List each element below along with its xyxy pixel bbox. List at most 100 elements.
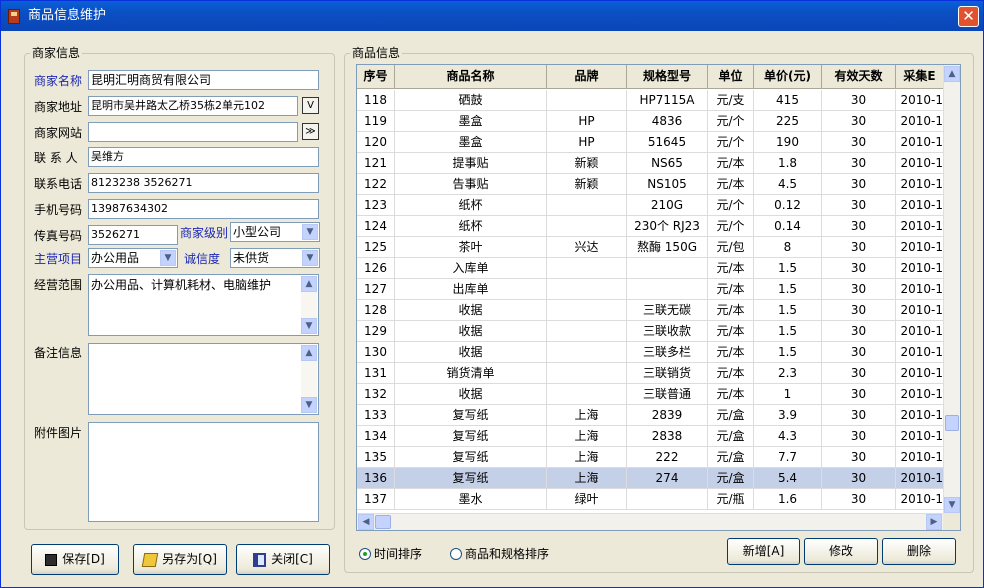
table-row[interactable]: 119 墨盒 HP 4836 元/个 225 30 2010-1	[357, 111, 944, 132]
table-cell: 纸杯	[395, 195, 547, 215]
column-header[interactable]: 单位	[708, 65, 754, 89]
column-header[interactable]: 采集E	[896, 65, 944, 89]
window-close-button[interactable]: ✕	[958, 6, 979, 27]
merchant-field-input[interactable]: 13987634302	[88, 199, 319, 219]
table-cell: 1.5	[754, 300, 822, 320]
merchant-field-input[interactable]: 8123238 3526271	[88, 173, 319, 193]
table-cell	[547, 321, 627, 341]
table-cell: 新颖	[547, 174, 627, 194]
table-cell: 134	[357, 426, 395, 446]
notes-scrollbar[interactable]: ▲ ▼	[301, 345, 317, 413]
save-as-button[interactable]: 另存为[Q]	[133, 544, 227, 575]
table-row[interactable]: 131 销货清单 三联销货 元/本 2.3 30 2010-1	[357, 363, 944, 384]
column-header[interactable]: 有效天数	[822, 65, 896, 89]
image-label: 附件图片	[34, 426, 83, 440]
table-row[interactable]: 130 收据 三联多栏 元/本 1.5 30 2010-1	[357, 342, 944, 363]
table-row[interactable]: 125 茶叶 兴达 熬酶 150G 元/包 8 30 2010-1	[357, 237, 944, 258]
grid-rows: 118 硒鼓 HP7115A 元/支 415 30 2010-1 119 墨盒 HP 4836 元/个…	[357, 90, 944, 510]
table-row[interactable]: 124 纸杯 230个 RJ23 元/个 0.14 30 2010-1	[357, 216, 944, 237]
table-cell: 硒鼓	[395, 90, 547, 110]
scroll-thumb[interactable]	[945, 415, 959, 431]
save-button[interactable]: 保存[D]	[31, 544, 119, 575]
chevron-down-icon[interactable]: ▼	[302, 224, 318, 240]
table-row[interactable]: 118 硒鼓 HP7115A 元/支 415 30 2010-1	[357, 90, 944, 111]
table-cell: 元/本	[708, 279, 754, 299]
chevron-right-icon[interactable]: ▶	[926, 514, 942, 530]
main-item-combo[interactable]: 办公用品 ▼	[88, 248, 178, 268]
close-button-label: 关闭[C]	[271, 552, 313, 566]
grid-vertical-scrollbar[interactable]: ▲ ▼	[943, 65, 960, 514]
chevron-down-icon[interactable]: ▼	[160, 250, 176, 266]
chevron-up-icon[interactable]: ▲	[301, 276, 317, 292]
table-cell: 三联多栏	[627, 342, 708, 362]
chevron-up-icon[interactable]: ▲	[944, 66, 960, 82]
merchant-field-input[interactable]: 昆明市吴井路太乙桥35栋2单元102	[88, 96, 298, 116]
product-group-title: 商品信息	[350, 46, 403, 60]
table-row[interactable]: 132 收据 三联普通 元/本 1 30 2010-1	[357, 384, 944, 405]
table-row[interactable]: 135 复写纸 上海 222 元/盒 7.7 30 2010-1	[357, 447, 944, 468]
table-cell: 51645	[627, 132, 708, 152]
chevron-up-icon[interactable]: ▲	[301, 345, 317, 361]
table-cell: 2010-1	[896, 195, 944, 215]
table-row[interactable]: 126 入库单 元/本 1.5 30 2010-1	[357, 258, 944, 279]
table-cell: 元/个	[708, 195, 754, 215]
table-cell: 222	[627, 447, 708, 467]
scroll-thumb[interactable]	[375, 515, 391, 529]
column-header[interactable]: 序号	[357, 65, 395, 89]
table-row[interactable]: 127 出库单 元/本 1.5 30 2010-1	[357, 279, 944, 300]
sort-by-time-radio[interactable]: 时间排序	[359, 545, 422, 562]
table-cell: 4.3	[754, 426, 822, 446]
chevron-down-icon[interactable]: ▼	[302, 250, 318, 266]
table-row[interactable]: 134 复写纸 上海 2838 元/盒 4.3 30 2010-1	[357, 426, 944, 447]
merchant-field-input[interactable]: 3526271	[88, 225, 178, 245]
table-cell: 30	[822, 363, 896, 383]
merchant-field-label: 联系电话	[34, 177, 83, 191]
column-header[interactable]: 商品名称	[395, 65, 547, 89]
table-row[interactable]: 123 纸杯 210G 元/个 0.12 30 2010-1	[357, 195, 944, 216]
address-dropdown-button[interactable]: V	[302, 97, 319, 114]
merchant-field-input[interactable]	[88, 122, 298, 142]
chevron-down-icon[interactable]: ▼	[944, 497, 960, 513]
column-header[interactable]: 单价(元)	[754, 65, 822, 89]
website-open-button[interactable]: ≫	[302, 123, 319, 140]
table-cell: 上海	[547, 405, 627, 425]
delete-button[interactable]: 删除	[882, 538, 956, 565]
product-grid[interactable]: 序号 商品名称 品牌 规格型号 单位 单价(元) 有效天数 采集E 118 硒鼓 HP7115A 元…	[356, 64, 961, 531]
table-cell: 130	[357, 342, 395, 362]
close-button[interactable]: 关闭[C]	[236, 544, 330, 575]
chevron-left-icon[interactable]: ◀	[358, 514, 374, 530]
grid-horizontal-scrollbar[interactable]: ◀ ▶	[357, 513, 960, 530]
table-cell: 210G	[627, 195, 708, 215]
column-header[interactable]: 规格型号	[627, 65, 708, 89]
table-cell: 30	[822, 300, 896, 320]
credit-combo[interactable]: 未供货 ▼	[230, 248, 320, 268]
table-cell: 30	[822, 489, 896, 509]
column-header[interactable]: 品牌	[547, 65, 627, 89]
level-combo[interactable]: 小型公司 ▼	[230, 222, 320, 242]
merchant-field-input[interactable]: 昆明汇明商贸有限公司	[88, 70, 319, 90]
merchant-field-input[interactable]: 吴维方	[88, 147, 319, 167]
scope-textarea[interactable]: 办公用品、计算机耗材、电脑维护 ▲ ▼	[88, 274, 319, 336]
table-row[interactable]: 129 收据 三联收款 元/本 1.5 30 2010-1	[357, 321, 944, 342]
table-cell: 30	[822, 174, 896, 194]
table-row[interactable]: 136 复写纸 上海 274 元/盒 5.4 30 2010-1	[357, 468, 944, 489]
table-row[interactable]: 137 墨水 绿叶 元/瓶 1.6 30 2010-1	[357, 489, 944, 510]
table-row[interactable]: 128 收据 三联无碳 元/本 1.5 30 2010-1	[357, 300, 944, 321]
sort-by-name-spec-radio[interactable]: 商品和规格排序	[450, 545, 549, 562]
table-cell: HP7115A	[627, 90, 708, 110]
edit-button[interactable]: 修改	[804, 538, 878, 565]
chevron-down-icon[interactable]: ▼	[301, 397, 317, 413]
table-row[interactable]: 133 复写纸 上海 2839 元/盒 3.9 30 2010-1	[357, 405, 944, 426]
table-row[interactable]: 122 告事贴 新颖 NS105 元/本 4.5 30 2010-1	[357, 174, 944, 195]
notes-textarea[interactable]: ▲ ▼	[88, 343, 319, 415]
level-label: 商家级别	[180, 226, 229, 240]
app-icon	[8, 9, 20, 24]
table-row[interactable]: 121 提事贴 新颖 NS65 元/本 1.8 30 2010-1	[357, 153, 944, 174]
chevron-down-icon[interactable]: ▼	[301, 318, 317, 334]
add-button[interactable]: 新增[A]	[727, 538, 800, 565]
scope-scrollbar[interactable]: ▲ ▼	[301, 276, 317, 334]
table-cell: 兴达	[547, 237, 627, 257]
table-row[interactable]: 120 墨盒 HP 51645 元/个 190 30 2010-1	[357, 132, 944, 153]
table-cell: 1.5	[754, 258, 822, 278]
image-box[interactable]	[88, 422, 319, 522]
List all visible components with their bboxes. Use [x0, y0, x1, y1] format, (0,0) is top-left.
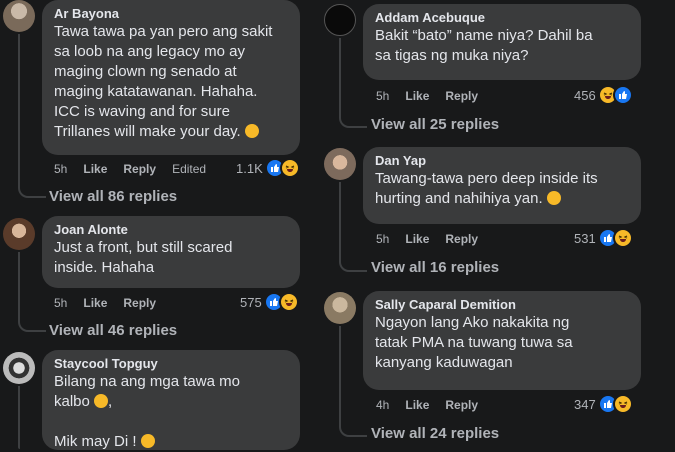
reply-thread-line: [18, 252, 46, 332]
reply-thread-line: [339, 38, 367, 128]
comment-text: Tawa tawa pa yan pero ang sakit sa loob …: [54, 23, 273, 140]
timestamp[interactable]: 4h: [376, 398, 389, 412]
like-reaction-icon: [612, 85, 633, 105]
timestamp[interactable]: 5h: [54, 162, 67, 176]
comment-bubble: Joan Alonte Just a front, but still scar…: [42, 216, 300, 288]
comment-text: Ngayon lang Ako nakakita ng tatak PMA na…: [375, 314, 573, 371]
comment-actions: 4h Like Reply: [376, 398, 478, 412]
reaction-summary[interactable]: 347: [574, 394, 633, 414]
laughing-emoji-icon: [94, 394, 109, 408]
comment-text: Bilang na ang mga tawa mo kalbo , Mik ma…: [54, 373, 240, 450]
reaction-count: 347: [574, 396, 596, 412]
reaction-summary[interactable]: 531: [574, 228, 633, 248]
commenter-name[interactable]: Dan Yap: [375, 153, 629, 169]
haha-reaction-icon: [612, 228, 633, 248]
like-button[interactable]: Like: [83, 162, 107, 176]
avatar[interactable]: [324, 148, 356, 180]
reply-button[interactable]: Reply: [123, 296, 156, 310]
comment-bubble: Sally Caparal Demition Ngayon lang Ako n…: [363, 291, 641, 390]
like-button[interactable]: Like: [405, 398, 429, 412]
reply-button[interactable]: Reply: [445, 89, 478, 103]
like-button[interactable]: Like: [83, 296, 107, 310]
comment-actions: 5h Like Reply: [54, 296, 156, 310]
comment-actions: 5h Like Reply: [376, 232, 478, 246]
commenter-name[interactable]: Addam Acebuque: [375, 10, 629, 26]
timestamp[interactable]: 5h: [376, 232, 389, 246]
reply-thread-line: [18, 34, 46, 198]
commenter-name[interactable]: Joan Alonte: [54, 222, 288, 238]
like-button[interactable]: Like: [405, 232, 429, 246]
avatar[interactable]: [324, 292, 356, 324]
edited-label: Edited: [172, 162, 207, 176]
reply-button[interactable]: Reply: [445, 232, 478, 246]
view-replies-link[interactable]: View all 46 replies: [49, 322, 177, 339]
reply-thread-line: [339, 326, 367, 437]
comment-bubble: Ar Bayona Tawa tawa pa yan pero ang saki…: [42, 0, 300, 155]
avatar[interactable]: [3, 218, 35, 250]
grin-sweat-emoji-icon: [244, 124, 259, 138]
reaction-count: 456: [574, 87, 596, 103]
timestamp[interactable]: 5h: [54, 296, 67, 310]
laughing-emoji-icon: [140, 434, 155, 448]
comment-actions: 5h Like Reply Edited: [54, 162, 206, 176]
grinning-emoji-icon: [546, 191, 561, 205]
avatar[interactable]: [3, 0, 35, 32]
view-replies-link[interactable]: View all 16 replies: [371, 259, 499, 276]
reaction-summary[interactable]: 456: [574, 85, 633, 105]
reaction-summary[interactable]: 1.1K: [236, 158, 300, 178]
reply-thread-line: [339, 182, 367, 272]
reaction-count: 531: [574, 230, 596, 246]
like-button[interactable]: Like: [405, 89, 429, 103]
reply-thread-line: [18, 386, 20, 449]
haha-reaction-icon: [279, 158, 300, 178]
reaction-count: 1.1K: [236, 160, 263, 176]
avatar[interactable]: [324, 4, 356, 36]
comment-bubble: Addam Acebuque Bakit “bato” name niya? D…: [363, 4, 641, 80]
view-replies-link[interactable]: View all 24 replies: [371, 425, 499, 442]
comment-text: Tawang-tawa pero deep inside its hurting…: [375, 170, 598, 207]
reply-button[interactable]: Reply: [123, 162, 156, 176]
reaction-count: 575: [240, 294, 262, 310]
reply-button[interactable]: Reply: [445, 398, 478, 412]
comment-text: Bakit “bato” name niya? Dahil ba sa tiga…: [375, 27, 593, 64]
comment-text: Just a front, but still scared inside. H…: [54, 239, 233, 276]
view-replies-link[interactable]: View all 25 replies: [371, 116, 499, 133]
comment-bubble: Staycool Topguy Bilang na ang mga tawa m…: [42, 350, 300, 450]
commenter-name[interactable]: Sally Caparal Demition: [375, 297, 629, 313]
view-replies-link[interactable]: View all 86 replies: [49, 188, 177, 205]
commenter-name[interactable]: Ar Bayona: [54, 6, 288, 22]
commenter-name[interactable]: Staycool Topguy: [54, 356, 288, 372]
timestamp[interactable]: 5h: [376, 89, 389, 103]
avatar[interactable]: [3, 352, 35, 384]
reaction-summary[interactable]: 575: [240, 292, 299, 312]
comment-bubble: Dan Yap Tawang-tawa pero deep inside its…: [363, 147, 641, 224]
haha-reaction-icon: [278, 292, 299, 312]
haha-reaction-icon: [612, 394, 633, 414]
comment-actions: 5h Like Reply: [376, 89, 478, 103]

----

§ **Task**: Can you copy out, word for word, the part of the items above that opens with the line containing "reply-thread-line: [18, 252, 46, 332]" and closes with the line containing "like-button[interactable]: Like: [83, 296, 107, 310]", including both of those lines?

§ **In response**:
reply-thread-line: [18, 252, 46, 332]
reply-thread-line: [339, 38, 367, 128]
comment-text: Tawa tawa pa yan pero ang sakit sa loob …: [54, 23, 273, 140]
timestamp[interactable]: 4h: [376, 398, 389, 412]
like-reaction-icon: [612, 85, 633, 105]
timestamp[interactable]: 5h: [54, 162, 67, 176]
comment-bubble: Joan Alonte Just a front, but still scar…: [42, 216, 300, 288]
comment-text: Ngayon lang Ako nakakita ng tatak PMA na…: [375, 314, 573, 371]
comment-actions: 4h Like Reply: [376, 398, 478, 412]
reaction-summary[interactable]: 347: [574, 394, 633, 414]
laughing-emoji-icon: [94, 394, 109, 408]
comment-text: Bilang na ang mga tawa mo kalbo , Mik ma…: [54, 373, 240, 450]
reaction-count: 347: [574, 396, 596, 412]
reaction-summary[interactable]: 531: [574, 228, 633, 248]
commenter-name[interactable]: Dan Yap: [375, 153, 629, 169]
haha-reaction-icon: [612, 228, 633, 248]
like-button[interactable]: Like: [83, 162, 107, 176]
avatar[interactable]: [324, 148, 356, 180]
reply-button[interactable]: Reply: [123, 296, 156, 310]
comment-bubble: Sally Caparal Demition Ngayon lang Ako n…: [363, 291, 641, 390]
like-button[interactable]: Like: [405, 398, 429, 412]
reply-button[interactable]: Reply: [445, 89, 478, 103]
like-button[interactable]: Like: [83, 296, 107, 310]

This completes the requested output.